**PROBLEM STATEMENT**
Scan the lines below for "reading"; report the number of lines that contain it, and only that.

**INFORMATION PROVIDED**
----------------

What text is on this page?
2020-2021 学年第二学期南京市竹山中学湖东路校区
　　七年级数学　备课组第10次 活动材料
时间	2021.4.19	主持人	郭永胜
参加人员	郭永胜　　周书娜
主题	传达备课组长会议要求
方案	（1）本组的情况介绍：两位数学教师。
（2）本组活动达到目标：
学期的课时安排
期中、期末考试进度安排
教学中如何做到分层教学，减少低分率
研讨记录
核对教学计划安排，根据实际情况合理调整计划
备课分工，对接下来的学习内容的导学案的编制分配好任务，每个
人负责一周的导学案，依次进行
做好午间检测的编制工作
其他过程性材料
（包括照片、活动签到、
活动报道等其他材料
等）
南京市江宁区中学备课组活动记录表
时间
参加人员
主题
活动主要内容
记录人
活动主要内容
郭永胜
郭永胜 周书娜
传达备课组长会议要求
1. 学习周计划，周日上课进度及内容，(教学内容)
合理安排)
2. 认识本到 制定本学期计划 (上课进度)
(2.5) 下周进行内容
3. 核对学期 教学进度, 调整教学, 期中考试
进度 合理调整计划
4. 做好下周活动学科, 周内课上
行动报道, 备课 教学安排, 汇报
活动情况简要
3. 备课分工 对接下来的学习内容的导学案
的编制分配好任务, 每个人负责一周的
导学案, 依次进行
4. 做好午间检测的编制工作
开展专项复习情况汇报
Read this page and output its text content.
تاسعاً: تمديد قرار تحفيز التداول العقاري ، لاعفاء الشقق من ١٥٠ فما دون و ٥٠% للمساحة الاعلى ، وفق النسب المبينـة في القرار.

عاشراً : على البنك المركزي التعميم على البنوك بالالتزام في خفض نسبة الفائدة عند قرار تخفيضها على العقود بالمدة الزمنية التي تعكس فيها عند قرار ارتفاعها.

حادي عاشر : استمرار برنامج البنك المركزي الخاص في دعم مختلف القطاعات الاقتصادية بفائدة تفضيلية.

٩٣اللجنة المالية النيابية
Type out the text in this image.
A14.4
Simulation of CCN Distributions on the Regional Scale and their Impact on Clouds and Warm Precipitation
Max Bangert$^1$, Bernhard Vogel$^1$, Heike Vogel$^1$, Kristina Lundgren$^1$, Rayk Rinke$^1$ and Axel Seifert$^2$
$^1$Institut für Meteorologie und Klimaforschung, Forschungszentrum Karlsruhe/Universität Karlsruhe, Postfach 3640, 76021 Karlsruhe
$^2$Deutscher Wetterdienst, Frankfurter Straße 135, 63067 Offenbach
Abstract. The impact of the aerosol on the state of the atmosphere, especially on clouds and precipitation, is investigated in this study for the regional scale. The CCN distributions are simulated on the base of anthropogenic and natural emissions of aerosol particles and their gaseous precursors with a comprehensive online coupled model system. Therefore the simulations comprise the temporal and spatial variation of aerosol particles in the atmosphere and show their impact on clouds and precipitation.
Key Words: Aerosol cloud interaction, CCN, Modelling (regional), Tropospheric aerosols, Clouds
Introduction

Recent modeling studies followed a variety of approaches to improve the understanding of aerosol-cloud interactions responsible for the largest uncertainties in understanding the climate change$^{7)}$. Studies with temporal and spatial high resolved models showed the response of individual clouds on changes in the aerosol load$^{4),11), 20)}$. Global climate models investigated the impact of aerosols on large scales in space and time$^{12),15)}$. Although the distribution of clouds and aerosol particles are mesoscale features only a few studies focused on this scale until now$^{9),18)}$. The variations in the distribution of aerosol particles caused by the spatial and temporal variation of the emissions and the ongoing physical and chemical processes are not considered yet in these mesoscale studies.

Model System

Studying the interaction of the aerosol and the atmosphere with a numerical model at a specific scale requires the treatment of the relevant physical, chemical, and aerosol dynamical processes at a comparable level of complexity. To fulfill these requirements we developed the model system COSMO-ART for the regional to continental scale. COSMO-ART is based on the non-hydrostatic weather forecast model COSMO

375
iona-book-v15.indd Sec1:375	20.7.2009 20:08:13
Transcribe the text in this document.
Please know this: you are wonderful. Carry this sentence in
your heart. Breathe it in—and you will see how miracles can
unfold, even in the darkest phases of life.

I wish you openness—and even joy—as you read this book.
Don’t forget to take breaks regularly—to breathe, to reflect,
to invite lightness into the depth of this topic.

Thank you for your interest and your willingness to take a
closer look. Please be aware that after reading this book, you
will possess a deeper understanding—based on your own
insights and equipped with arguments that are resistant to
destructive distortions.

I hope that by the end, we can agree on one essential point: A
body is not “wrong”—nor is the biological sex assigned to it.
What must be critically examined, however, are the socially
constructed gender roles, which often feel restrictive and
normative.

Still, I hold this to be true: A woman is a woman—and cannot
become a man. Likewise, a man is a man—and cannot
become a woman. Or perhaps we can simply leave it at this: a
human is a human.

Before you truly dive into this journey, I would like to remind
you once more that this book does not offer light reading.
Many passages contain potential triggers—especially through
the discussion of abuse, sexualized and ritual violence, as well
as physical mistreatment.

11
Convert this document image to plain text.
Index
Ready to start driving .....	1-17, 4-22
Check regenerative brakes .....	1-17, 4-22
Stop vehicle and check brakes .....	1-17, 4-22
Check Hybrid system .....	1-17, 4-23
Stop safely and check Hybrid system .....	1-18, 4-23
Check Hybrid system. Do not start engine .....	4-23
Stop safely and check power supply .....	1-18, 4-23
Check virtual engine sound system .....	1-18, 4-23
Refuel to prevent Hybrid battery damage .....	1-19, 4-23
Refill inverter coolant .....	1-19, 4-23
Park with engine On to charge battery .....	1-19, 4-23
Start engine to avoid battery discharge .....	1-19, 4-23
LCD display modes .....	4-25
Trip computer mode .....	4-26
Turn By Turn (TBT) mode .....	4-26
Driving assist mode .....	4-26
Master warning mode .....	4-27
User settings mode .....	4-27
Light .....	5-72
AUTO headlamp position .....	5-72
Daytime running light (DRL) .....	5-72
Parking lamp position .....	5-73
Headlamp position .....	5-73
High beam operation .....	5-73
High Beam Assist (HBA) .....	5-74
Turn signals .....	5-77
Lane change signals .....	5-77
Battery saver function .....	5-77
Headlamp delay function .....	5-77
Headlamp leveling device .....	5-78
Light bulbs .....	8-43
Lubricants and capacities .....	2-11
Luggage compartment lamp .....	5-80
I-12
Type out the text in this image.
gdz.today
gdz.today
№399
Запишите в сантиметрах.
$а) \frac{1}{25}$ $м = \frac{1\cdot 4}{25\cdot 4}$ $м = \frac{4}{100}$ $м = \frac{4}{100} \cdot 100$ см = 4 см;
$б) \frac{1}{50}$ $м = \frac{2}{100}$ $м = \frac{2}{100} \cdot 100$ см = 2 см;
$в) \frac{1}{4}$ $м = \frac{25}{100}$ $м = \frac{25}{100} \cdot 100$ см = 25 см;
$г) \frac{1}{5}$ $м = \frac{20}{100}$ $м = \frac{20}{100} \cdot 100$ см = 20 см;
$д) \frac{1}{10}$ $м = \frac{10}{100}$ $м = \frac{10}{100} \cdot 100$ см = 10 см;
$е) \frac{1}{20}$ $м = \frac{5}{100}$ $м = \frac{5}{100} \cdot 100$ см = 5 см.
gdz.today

----------------

**TASK RESPONSE**
2